• Stated goal:
Set down the data below without change, skipping the pictures it holds.

== == ==

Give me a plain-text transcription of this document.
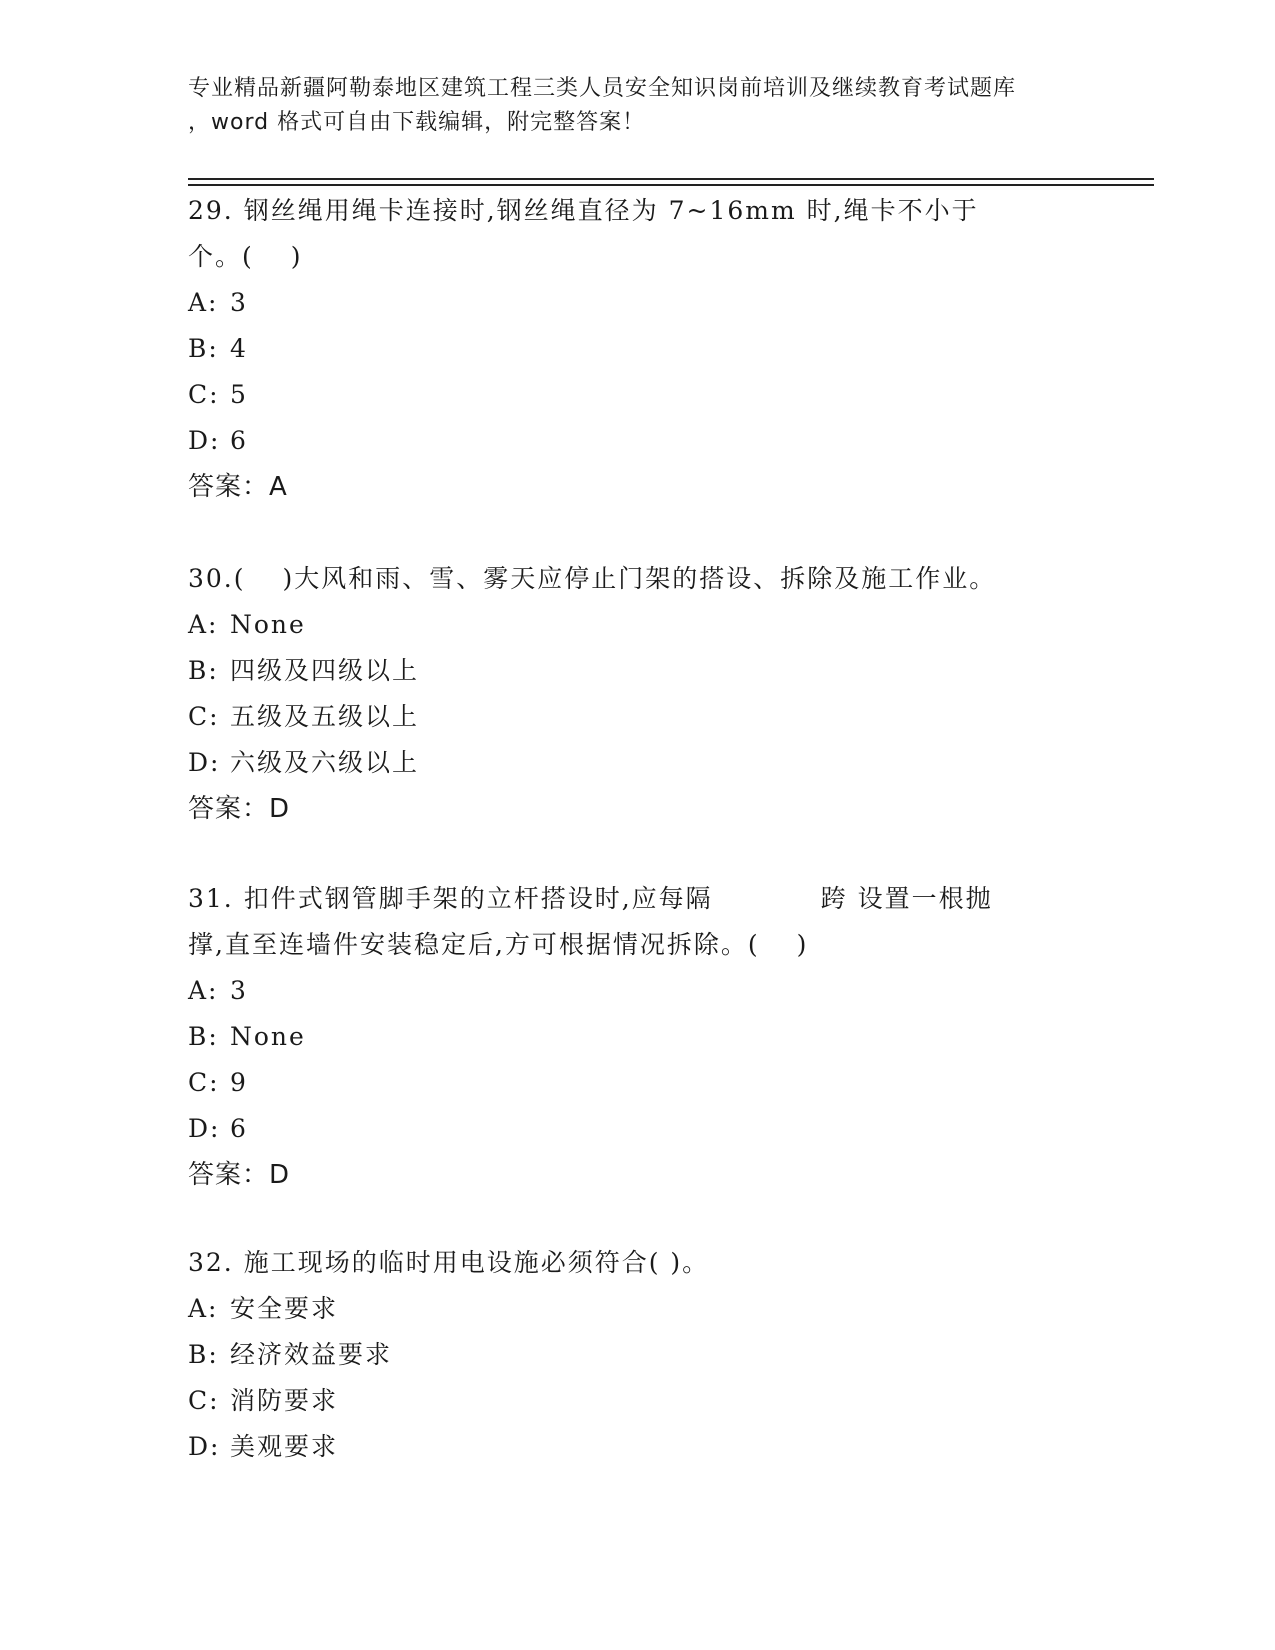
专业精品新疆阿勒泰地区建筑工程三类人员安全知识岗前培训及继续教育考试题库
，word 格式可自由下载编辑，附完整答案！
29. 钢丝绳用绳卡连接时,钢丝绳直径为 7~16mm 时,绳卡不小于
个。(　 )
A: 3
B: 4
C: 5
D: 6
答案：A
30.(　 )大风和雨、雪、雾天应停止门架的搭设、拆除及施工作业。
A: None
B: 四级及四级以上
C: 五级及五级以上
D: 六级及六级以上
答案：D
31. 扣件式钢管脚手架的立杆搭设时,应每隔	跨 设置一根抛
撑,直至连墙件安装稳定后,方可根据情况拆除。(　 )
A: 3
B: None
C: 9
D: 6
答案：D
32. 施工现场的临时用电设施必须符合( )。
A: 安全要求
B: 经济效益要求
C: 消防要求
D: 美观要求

== == ==

• Result of this exercise:
Give me a plain-text transcription of this document.
专业精品新疆阿勒泰地区建筑工程三类人员安全知识岗前培训及继续教育考试题库
，word 格式可自由下载编辑，附完整答案！
29. 钢丝绳用绳卡连接时,钢丝绳直径为 7~16mm 时,绳卡不小于
个。(　 )
A: 3
B: 4
C: 5
D: 6
答案：A
30.(　 )大风和雨、雪、雾天应停止门架的搭设、拆除及施工作业。
A: None
B: 四级及四级以上
C: 五级及五级以上
D: 六级及六级以上
答案：D
31. 扣件式钢管脚手架的立杆搭设时,应每隔	跨 设置一根抛
撑,直至连墙件安装稳定后,方可根据情况拆除。(　 )
A: 3
B: None
C: 9
D: 6
答案：D
32. 施工现场的临时用电设施必须符合( )。
A: 安全要求
B: 经济效益要求
C: 消防要求
D: 美观要求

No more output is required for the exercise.